## Extracted data

— start —

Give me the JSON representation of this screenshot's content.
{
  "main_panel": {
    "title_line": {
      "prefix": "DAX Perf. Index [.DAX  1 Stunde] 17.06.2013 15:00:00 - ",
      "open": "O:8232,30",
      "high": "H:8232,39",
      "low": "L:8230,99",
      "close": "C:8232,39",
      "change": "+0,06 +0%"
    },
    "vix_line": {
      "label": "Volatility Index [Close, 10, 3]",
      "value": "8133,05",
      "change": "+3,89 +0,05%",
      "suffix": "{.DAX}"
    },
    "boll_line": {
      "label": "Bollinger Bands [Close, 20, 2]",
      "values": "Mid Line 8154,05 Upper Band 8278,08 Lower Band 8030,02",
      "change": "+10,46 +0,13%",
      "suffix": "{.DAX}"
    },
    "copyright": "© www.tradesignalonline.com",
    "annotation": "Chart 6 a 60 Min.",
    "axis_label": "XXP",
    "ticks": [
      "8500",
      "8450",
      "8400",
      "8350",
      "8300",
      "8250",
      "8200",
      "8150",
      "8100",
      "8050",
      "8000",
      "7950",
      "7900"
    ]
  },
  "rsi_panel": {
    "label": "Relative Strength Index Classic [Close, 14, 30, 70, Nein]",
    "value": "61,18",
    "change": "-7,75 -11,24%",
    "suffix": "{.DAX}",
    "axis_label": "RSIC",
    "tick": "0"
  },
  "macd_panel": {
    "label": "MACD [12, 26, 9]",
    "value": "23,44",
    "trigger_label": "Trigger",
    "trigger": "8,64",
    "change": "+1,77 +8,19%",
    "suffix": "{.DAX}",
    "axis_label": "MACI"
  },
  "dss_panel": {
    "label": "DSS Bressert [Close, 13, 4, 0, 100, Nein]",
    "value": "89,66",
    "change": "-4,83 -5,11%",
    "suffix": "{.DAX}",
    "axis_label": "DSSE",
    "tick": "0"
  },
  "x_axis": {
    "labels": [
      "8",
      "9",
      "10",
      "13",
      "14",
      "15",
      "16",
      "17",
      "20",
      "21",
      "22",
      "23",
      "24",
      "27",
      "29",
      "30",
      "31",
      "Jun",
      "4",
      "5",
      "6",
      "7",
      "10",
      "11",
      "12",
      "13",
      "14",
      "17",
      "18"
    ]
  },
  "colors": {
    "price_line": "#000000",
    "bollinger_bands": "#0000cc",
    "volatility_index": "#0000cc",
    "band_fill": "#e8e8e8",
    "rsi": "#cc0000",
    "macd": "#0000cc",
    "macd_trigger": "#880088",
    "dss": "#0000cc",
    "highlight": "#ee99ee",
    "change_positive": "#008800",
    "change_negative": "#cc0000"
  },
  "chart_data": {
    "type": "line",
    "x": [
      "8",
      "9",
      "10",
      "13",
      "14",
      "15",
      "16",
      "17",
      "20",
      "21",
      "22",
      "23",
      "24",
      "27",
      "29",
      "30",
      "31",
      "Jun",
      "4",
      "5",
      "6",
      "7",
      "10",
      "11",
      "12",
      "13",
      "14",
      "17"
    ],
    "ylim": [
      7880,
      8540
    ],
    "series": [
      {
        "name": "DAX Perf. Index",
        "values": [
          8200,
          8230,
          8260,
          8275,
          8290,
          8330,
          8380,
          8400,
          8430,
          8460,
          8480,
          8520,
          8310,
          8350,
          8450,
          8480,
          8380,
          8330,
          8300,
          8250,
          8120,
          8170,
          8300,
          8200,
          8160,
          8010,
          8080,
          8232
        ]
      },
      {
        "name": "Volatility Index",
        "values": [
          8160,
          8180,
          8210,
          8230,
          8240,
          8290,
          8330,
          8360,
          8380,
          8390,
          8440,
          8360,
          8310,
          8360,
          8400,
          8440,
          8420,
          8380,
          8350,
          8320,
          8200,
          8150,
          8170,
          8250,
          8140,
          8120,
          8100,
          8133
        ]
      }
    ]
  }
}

— end —

## Goal
Display every line of the listing that contains the string "Nein".

## Response to this task
    "label": "Relative Strength Index Classic [Close, 14, 30, 70, Nein]",
    "label": "DSS Bressert [Close, 13, 4, 0, 100, Nein]",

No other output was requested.